Recorded information ::
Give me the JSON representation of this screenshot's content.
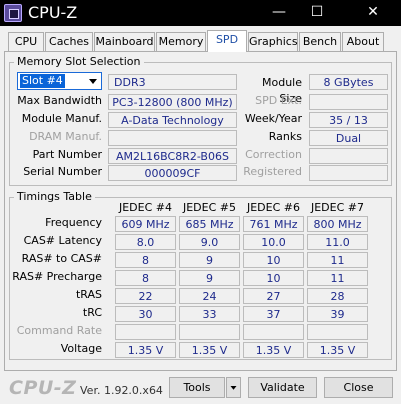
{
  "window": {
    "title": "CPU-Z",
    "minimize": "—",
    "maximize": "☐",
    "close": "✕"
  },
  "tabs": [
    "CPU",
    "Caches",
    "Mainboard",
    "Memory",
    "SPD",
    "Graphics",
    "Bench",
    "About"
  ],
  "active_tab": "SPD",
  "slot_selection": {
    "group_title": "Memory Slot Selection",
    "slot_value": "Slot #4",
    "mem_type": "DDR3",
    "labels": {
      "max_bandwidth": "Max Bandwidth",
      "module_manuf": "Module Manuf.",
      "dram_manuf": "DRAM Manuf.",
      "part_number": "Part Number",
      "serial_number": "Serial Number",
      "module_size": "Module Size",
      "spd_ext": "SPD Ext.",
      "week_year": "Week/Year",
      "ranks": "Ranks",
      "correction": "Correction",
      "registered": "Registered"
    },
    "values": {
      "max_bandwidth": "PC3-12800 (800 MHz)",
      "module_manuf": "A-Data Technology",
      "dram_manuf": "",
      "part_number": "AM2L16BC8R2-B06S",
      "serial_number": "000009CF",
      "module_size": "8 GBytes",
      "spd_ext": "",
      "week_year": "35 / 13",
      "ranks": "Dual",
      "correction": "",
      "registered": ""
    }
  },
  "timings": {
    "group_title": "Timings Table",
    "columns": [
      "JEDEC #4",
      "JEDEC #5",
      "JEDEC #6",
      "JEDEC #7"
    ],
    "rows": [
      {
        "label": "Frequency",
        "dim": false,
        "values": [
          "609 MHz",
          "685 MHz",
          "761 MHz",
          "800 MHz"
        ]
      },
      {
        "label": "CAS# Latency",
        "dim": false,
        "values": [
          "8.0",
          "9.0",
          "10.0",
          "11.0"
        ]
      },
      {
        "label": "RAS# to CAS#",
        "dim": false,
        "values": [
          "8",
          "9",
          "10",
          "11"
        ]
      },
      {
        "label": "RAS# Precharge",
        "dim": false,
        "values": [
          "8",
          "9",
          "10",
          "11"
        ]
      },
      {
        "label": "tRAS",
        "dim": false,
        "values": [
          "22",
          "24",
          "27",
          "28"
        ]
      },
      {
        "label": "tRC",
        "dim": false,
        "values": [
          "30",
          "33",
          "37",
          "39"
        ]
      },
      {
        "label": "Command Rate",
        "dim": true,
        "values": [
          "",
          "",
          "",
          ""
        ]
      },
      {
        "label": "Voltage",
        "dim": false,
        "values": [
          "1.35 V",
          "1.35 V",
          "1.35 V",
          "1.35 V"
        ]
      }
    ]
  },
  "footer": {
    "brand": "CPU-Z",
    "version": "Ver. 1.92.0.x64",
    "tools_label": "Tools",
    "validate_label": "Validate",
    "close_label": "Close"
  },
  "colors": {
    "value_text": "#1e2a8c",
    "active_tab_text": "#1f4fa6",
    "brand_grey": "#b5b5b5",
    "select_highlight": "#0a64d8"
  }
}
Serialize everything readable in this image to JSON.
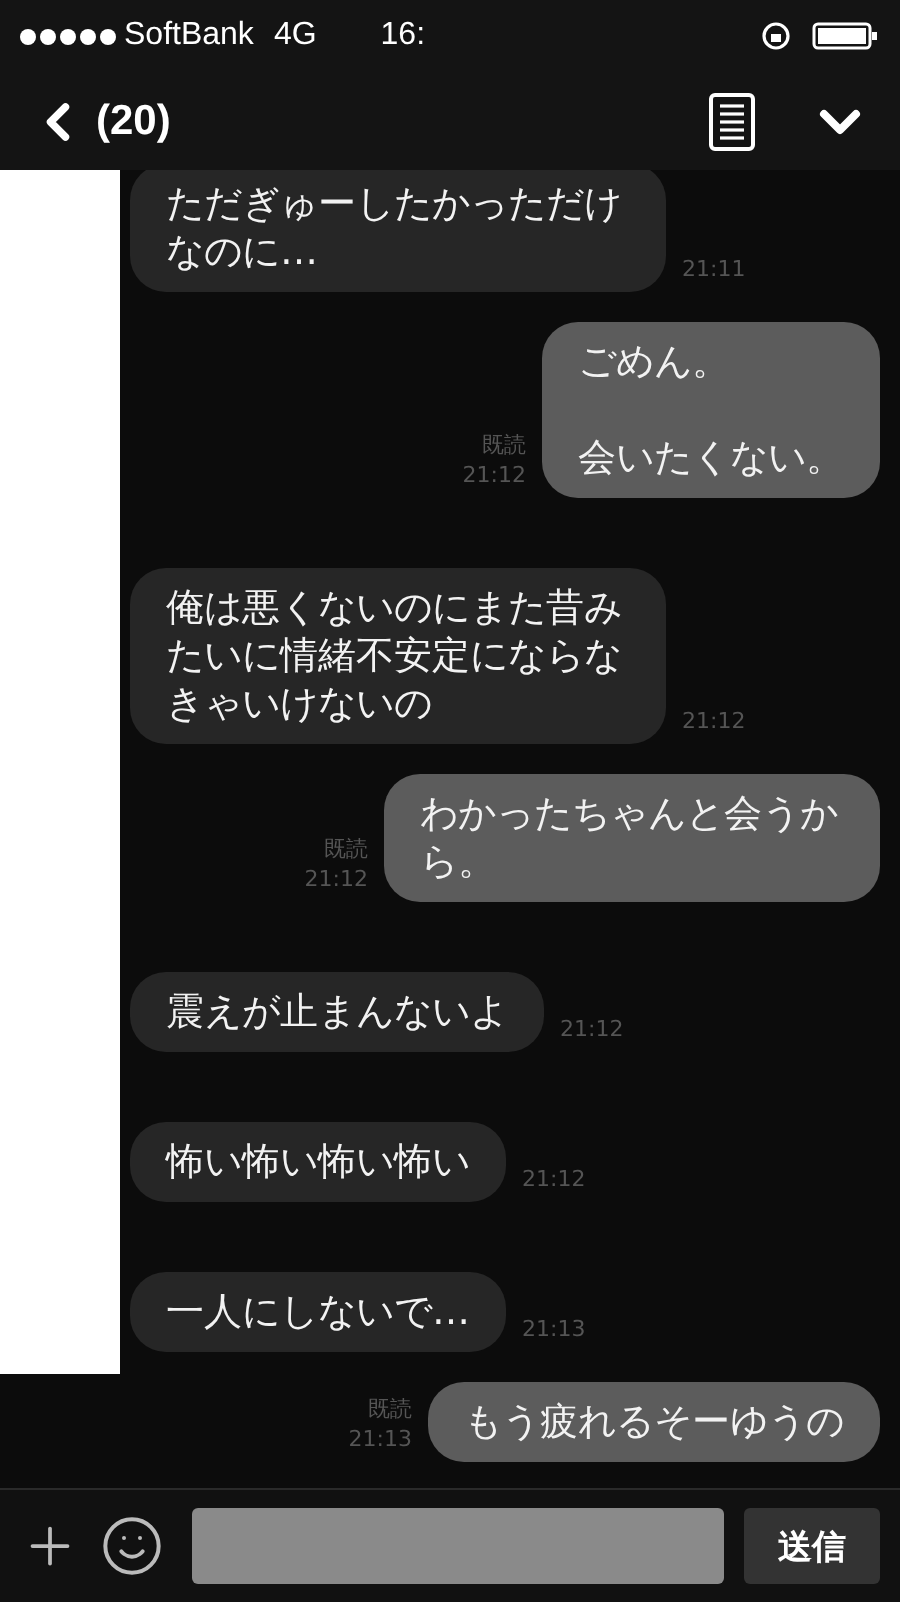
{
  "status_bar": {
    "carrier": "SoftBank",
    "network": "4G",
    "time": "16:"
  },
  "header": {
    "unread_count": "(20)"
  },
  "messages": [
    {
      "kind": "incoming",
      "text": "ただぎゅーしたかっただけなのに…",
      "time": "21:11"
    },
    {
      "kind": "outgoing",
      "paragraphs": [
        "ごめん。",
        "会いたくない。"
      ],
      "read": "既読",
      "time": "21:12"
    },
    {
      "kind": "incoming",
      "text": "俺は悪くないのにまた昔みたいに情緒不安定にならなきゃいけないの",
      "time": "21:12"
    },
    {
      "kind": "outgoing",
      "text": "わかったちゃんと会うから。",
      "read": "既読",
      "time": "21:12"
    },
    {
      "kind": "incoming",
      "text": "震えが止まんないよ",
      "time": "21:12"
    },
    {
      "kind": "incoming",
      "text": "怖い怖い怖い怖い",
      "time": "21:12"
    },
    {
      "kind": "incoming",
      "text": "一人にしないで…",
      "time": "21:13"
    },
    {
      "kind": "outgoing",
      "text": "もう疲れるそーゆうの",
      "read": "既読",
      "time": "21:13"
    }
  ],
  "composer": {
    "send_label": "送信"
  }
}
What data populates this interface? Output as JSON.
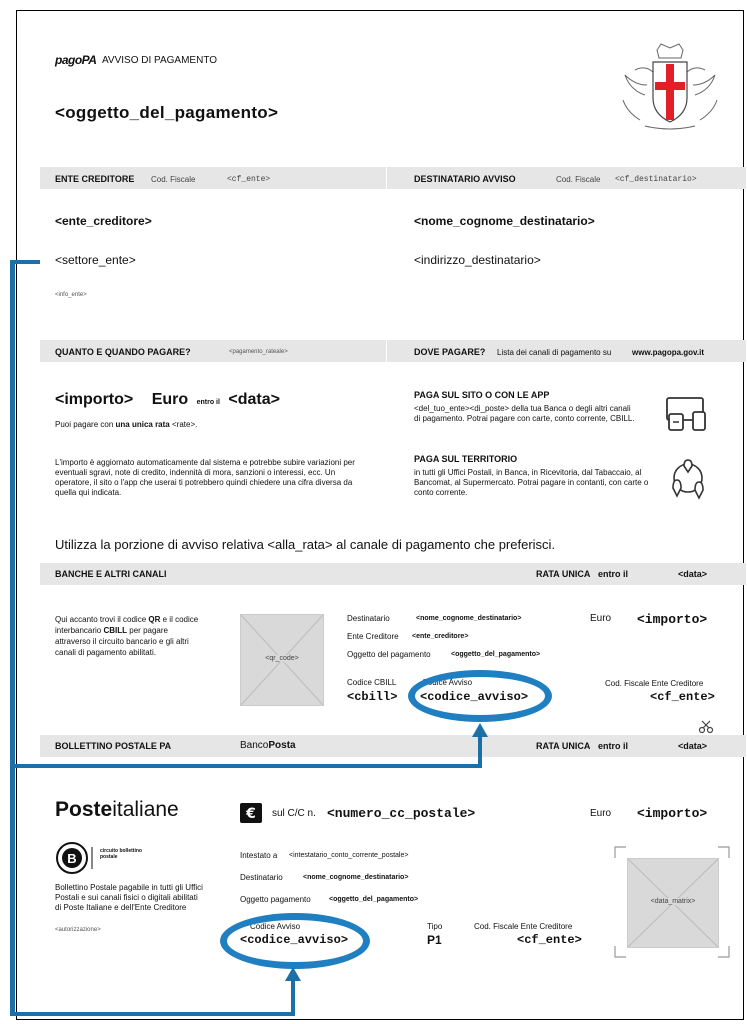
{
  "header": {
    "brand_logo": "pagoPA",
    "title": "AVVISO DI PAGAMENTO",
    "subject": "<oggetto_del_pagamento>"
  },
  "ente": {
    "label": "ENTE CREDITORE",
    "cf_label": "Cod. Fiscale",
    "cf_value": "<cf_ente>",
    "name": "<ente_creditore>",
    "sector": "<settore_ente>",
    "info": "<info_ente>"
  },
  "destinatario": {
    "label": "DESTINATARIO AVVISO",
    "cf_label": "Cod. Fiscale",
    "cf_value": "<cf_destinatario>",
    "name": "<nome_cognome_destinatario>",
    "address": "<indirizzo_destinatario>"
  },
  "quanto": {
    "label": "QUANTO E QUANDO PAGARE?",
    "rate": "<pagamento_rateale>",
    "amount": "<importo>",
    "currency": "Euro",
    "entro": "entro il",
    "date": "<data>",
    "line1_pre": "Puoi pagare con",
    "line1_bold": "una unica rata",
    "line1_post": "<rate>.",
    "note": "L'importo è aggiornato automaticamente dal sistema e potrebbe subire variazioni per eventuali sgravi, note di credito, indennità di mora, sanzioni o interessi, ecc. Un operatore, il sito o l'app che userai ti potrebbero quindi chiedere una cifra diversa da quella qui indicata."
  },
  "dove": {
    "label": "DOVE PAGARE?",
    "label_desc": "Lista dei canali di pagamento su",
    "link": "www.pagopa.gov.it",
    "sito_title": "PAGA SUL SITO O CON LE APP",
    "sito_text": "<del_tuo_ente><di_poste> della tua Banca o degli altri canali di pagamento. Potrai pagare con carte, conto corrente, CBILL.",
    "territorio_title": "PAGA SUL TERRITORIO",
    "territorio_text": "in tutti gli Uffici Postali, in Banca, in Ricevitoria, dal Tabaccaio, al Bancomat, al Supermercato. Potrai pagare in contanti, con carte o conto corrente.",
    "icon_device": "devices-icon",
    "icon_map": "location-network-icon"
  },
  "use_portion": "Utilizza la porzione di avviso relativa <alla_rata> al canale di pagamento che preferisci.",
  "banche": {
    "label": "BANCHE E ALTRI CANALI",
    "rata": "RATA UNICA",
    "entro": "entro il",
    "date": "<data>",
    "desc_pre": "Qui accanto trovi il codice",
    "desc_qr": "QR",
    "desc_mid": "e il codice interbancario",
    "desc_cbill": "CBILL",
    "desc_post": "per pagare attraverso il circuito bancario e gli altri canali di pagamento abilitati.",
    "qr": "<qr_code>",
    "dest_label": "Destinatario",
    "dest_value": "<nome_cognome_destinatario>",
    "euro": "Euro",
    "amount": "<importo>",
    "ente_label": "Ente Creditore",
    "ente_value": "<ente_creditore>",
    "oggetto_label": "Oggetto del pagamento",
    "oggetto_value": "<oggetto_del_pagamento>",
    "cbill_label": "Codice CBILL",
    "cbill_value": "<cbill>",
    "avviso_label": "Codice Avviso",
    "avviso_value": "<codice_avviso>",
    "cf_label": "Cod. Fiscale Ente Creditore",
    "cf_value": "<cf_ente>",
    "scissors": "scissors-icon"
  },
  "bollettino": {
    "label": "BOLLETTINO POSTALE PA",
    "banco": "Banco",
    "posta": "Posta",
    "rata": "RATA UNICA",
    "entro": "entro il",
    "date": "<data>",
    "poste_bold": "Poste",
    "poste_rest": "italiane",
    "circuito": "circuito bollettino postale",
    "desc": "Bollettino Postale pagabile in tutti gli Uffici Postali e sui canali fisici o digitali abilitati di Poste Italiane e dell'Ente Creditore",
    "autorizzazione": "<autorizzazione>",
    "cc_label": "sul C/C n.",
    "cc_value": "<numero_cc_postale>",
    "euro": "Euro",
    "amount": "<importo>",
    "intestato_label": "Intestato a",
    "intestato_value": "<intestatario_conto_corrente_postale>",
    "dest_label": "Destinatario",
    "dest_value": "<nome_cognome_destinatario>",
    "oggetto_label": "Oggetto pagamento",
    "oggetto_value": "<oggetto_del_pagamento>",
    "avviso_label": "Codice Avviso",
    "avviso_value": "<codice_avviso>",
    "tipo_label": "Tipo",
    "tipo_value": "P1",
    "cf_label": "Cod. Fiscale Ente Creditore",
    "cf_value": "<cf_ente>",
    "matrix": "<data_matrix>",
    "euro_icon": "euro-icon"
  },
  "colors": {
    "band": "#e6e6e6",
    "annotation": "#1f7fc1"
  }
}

Given instruction ::
Pull every line containing "Potrai" out of the records.

Task response ::
    "sito_text": "<del_tuo_ente><di_poste> della tua Banca o degli altri canali di pagamento. Potrai pagare con carte, conto corrente, CBILL.",
    "territorio_text": "in tutti gli Uffici Postali, in Banca, in Ricevitoria, dal Tabaccaio, al Bancomat, al Supermercato. Potrai pagare in contanti, con carte o conto corrente.",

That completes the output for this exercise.